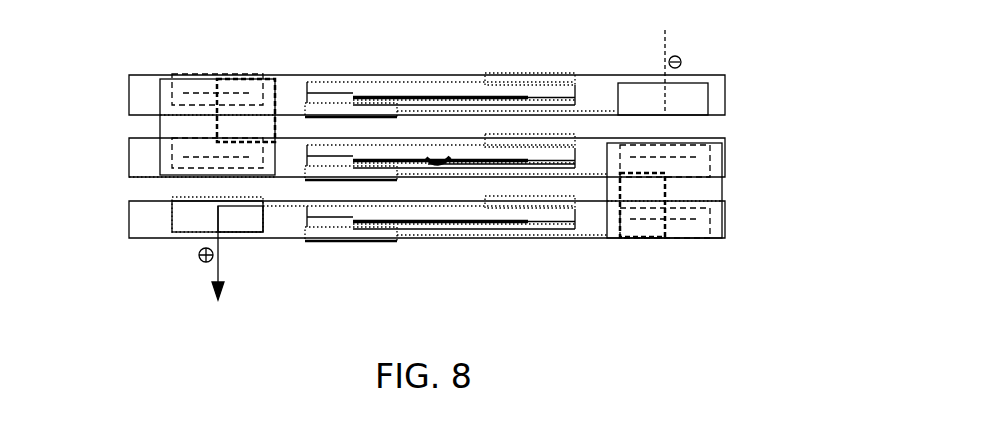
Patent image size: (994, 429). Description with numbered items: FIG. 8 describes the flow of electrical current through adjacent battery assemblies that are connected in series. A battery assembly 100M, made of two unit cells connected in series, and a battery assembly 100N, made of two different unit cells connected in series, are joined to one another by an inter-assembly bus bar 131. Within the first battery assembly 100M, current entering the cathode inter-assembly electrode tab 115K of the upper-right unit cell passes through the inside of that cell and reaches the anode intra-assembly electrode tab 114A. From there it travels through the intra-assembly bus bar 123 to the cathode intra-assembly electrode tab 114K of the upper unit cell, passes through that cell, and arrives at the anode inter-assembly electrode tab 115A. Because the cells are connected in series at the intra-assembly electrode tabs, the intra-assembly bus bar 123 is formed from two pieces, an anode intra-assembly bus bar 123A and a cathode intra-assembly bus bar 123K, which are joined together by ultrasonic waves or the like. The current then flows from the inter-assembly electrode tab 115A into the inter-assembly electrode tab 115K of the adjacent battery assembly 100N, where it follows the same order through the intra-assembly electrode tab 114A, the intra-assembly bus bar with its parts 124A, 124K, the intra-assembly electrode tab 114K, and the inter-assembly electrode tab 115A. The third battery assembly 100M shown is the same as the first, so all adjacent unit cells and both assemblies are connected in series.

The battery assembly 100M is at (130, 70).
The battery assembly 100N is at (128, 133).
The inter-assembly bus bar 131 is at (265, 86).
The anode inter-assembly electrode tab 115A is at (255, 55).
The cathode inter-assembly electrode tab 115K is at (173, 152).
The intra-assembly bus bar 123 is at (388, 37).
The cathode intra-assembly bus bar 123K is at (391, 95).
The anode intra-assembly bus bar 123A is at (447, 103).
The cathode intra-assembly electrode tab 114K is at (502, 74).
The anode intra-assembly electrode tab 114A is at (323, 105).
The positive electrode lead 124A is at (575, 147).
The negative electrode lead 124K is at (575, 162).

→ The task
Print the complete listing exactly as it stands, without its pictures.

→ Exercise response
Patent image size: (994, 429). Description with numbered items: FIG. 8 describes the flow of electrical current through adjacent battery assemblies that are connected in series. A battery assembly 100M, made of two unit cells connected in series, and a battery assembly 100N, made of two different unit cells connected in series, are joined to one another by an inter-assembly bus bar 131. Within the first battery assembly 100M, current entering the cathode inter-assembly electrode tab 115K of the upper-right unit cell passes through the inside of that cell and reaches the anode intra-assembly electrode tab 114A. From there it travels through the intra-assembly bus bar 123 to the cathode intra-assembly electrode tab 114K of the upper unit cell, passes through that cell, and arrives at the anode inter-assembly electrode tab 115A. Because the cells are connected in series at the intra-assembly electrode tabs, the intra-assembly bus bar 123 is formed from two pieces, an anode intra-assembly bus bar 123A and a cathode intra-assembly bus bar 123K, which are joined together by ultrasonic waves or the like. The current then flows from the inter-assembly electrode tab 115A into the inter-assembly electrode tab 115K of the adjacent battery assembly 100N, where it follows the same order through the intra-assembly electrode tab 114A, the intra-assembly bus bar with its parts 124A, 124K, the intra-assembly electrode tab 114K, and the inter-assembly electrode tab 115A. The third battery assembly 100M shown is the same as the first, so all adjacent unit cells and both assemblies are connected in series.

The battery assembly 100M is at (130, 70).
The battery assembly 100N is at (128, 133).
The inter-assembly bus bar 131 is at (265, 86).
The anode inter-assembly electrode tab 115A is at (255, 55).
The cathode inter-assembly electrode tab 115K is at (173, 152).
The intra-assembly bus bar 123 is at (388, 37).
The cathode intra-assembly bus bar 123K is at (391, 95).
The anode intra-assembly bus bar 123A is at (447, 103).
The cathode intra-assembly electrode tab 114K is at (502, 74).
The anode intra-assembly electrode tab 114A is at (323, 105).
The positive electrode lead 124A is at (575, 147).
The negative electrode lead 124K is at (575, 162).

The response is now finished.